» Brief:
Look through the data below and return each line where "الحديث" appears.

### Material for the task

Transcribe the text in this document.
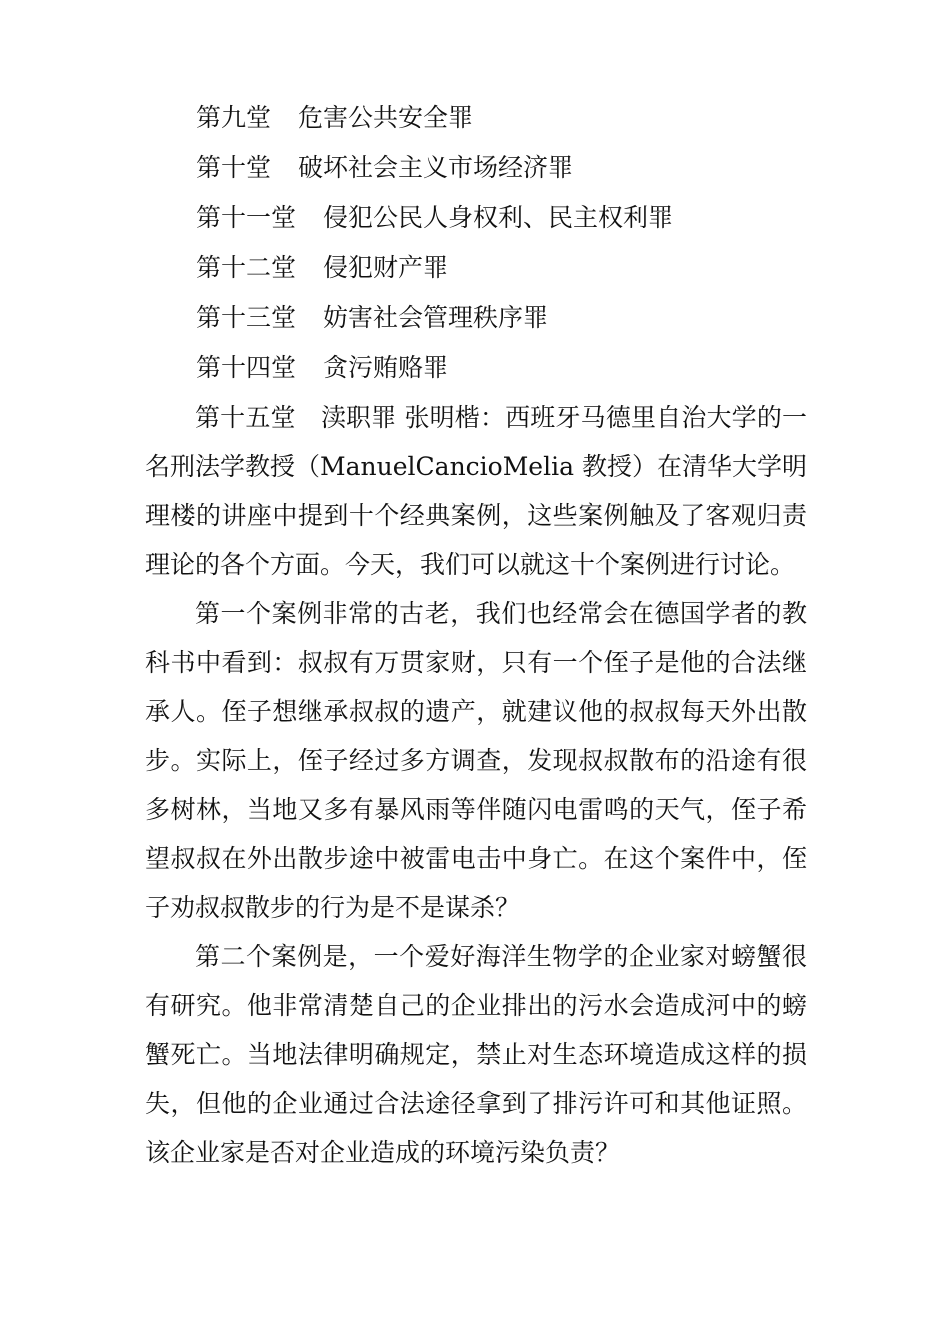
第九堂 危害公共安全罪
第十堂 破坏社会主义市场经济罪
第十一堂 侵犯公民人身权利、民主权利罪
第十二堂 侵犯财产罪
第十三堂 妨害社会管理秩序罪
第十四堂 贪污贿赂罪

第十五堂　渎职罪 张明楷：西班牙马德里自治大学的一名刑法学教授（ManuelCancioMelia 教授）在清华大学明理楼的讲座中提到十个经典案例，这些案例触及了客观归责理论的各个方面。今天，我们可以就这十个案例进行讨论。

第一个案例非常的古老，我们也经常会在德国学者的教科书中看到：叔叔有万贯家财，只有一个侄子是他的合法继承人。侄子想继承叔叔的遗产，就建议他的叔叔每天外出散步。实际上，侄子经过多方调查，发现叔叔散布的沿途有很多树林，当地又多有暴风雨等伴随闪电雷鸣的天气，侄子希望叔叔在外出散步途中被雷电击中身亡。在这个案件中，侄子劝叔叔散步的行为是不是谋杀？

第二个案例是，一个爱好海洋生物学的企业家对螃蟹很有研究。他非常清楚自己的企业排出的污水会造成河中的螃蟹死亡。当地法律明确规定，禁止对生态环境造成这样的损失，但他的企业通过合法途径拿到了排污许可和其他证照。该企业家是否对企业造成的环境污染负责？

######
### Material for the task

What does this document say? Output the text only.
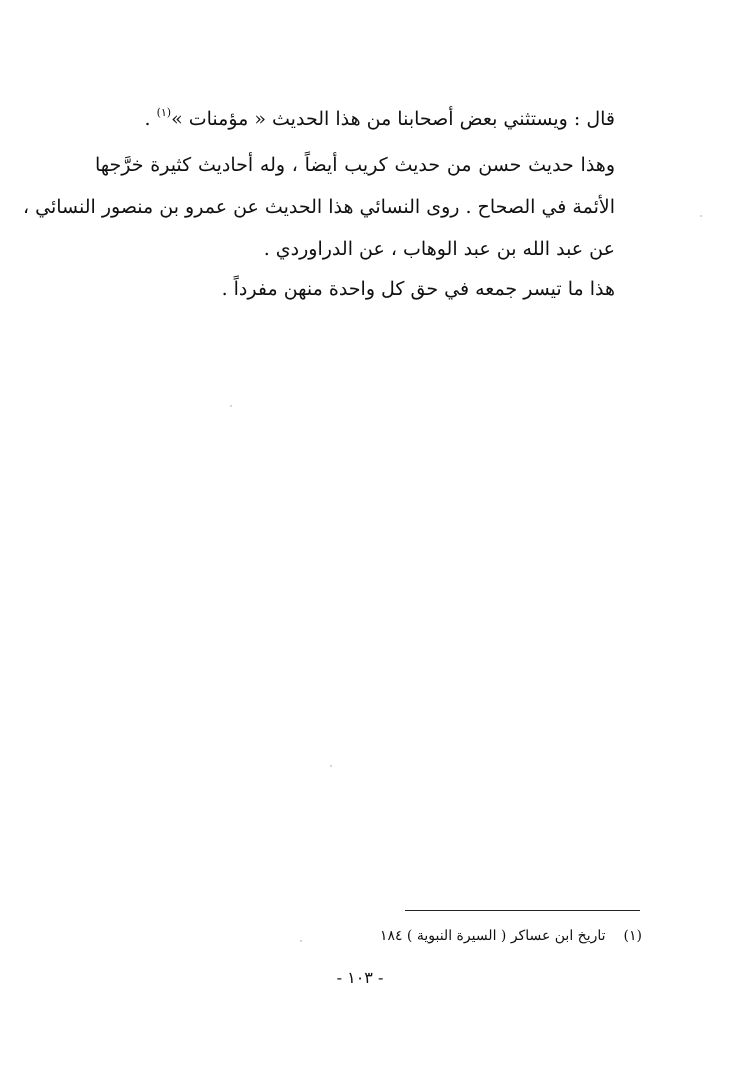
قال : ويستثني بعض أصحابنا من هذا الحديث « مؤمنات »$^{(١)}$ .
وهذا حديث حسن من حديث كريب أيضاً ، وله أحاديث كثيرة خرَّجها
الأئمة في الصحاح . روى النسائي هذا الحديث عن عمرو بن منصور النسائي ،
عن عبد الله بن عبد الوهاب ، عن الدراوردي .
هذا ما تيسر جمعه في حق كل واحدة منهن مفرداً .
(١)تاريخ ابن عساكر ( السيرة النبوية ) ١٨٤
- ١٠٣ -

######
### Material for the task

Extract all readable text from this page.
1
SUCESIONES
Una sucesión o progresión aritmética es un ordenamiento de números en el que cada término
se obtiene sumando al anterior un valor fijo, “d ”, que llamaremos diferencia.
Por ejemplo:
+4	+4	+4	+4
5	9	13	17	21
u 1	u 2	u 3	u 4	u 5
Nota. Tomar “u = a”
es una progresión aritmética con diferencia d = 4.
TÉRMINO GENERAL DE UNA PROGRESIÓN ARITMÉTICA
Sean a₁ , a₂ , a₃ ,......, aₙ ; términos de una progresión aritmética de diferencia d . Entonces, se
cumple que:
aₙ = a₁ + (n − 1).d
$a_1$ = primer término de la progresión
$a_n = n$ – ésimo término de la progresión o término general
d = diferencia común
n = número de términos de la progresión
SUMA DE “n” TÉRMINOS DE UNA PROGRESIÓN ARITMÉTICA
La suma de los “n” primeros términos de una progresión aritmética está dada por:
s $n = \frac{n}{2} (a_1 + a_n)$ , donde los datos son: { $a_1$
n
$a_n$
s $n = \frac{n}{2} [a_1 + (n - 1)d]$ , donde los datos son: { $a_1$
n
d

######

» Problem solution:
قال : ويستثني بعض أصحابنا من هذا الحديث « مؤمنات »$^{(١)}$ .
الأئمة في الصحاح . روى النسائي هذا الحديث عن عمرو بن منصور النسائي ،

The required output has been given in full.